PROMPT:
Reproduce the records below exactly as they appear, omitting any pictures they contain.

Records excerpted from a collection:

— start —

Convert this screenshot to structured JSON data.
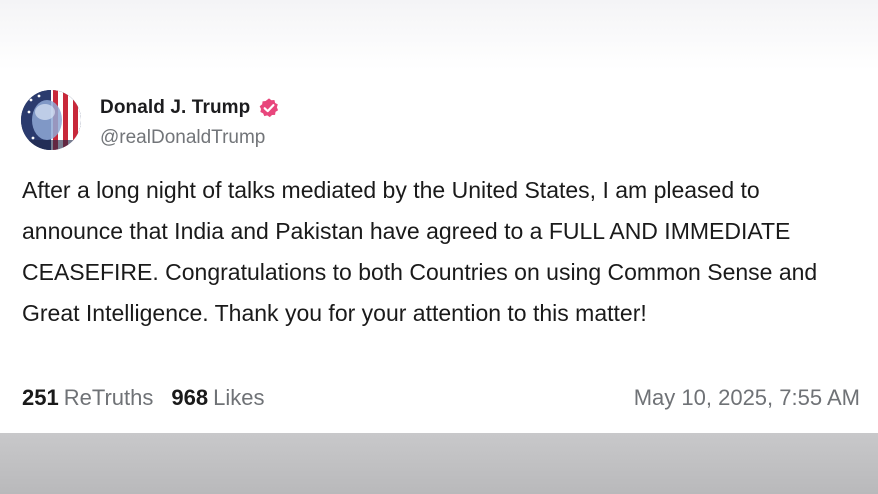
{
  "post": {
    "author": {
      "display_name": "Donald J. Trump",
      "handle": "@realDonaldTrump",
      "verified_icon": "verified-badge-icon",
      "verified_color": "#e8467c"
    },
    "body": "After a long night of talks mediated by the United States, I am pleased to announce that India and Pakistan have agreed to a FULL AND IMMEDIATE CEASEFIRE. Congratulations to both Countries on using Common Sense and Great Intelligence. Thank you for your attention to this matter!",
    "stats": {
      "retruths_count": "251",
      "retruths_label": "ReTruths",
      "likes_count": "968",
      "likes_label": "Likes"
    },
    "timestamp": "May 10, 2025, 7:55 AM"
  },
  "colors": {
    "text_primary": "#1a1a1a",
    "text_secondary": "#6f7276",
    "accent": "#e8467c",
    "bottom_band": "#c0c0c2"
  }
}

— end —

TASK SOLUTION:
Convert this screenshot to structured JSON data.
{
  "post": {
    "author": {
      "display_name": "Donald J. Trump",
      "handle": "@realDonaldTrump",
      "verified_icon": "verified-badge-icon",
      "verified_color": "#e8467c"
    },
    "body": "After a long night of talks mediated by the United States, I am pleased to announce that India and Pakistan have agreed to a FULL AND IMMEDIATE CEASEFIRE. Congratulations to both Countries on using Common Sense and Great Intelligence. Thank you for your attention to this matter!",
    "stats": {
      "retruths_count": "251",
      "retruths_label": "ReTruths",
      "likes_count": "968",
      "likes_label": "Likes"
    },
    "timestamp": "May 10, 2025, 7:55 AM"
  },
  "colors": {
    "text_primary": "#1a1a1a",
    "text_secondary": "#6f7276",
    "accent": "#e8467c",
    "bottom_band": "#c0c0c2"
  }
}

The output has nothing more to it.